(Records)
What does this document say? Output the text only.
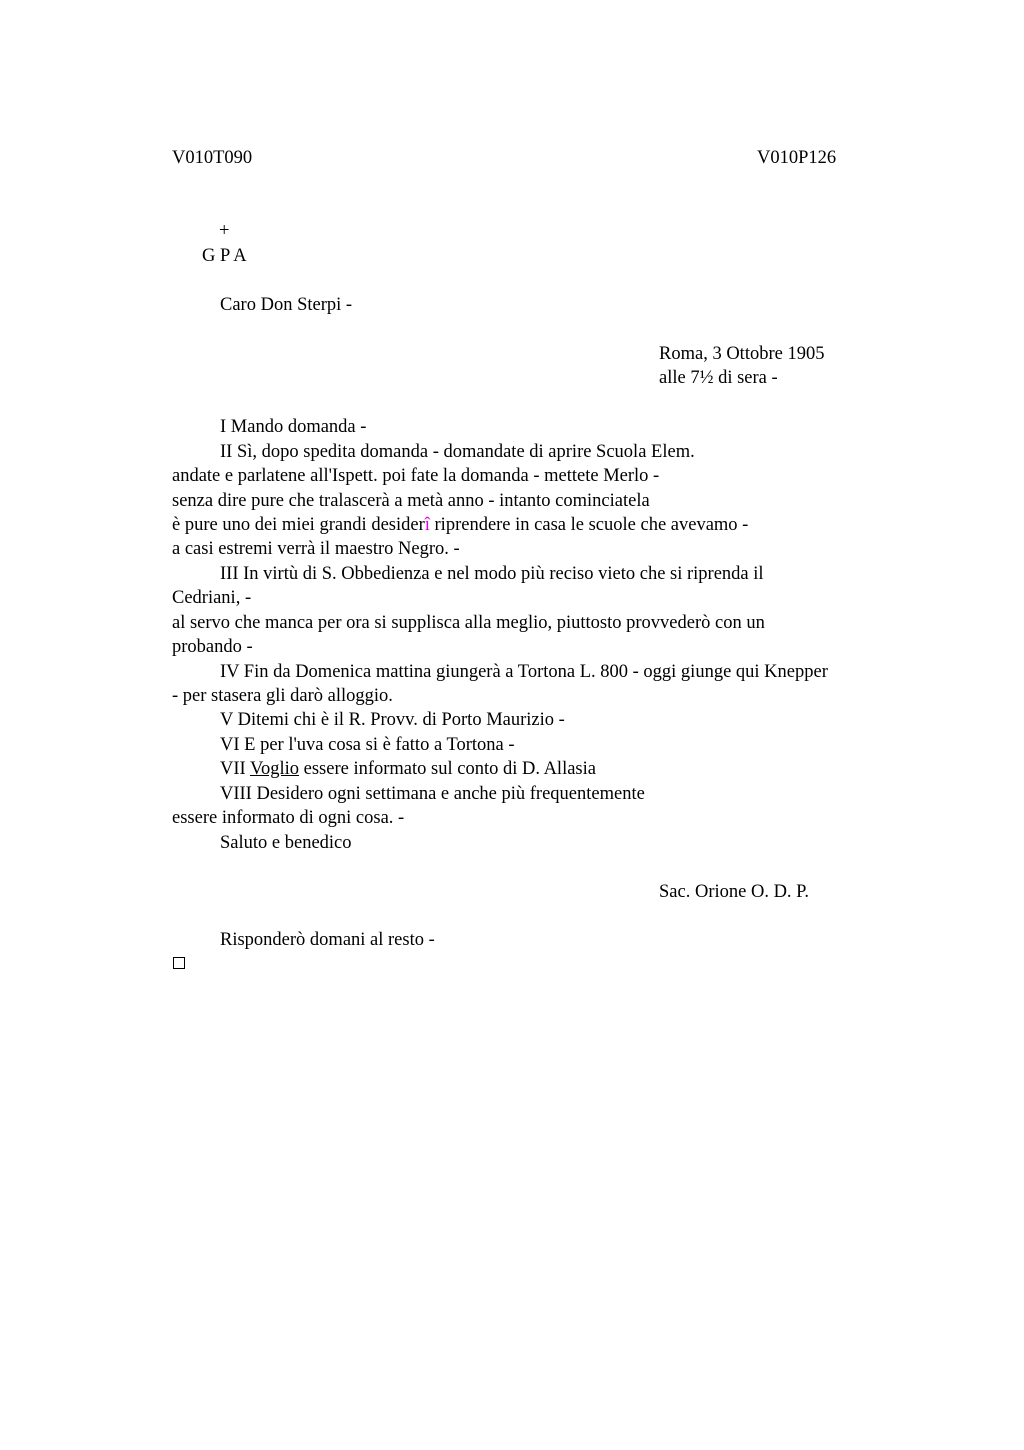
V010T090	V010P126
+
G P A
Caro Don Sterpi -
Roma, 3 Ottobre 1905
alle 7½ di sera -
I Mando domanda -
II Sì, dopo spedita domanda - domandate di aprire Scuola Elem.
andate e parlatene all'Ispett. poi fate la domanda - mettete Merlo -
senza dire pure che tralascerà a metà anno - intanto cominciatela
è pure uno dei miei grandi desiderî riprendere in casa le scuole che avevamo -
a casi estremi verrà il maestro Negro. -
III In virtù di S. Obbedienza e nel modo più reciso vieto che si riprenda il
Cedriani, -
al servo che manca per ora si supplisca alla meglio, piuttosto provvederò con un
probando -
IV Fin da Domenica mattina giungerà a Tortona L. 800 - oggi giunge qui Knepper
- per stasera gli darò alloggio.
V Ditemi chi è il R. Provv. di Porto Maurizio -
VI E per l'uva cosa si è fatto a Tortona -
VII Voglio essere informato sul conto di D. Allasia
VIII Desidero ogni settimana e anche più frequentemente
essere informato di ogni cosa. -
Saluto e benedico
Sac. Orione O. D. P.
Risponderò domani al resto -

Exercise requirements | Verbatim reproduction of every record is required; images are left out.

Finished task |
What does this document say? Output the text only.
V010T090	V010P126
+
G P A
Caro Don Sterpi -
Roma, 3 Ottobre 1905
alle 7½ di sera -
I Mando domanda -
II Sì, dopo spedita domanda - domandate di aprire Scuola Elem.
andate e parlatene all'Ispett. poi fate la domanda - mettete Merlo -
senza dire pure che tralascerà a metà anno - intanto cominciatela
è pure uno dei miei grandi desiderî riprendere in casa le scuole che avevamo -
a casi estremi verrà il maestro Negro. -
III In virtù di S. Obbedienza e nel modo più reciso vieto che si riprenda il
Cedriani, -
al servo che manca per ora si supplisca alla meglio, piuttosto provvederò con un
probando -
IV Fin da Domenica mattina giungerà a Tortona L. 800 - oggi giunge qui Knepper
- per stasera gli darò alloggio.
V Ditemi chi è il R. Provv. di Porto Maurizio -
VI E per l'uva cosa si è fatto a Tortona -
VII Voglio essere informato sul conto di D. Allasia
VIII Desidero ogni settimana e anche più frequentemente
essere informato di ogni cosa. -
Saluto e benedico
Sac. Orione O. D. P.
Risponderò domani al resto -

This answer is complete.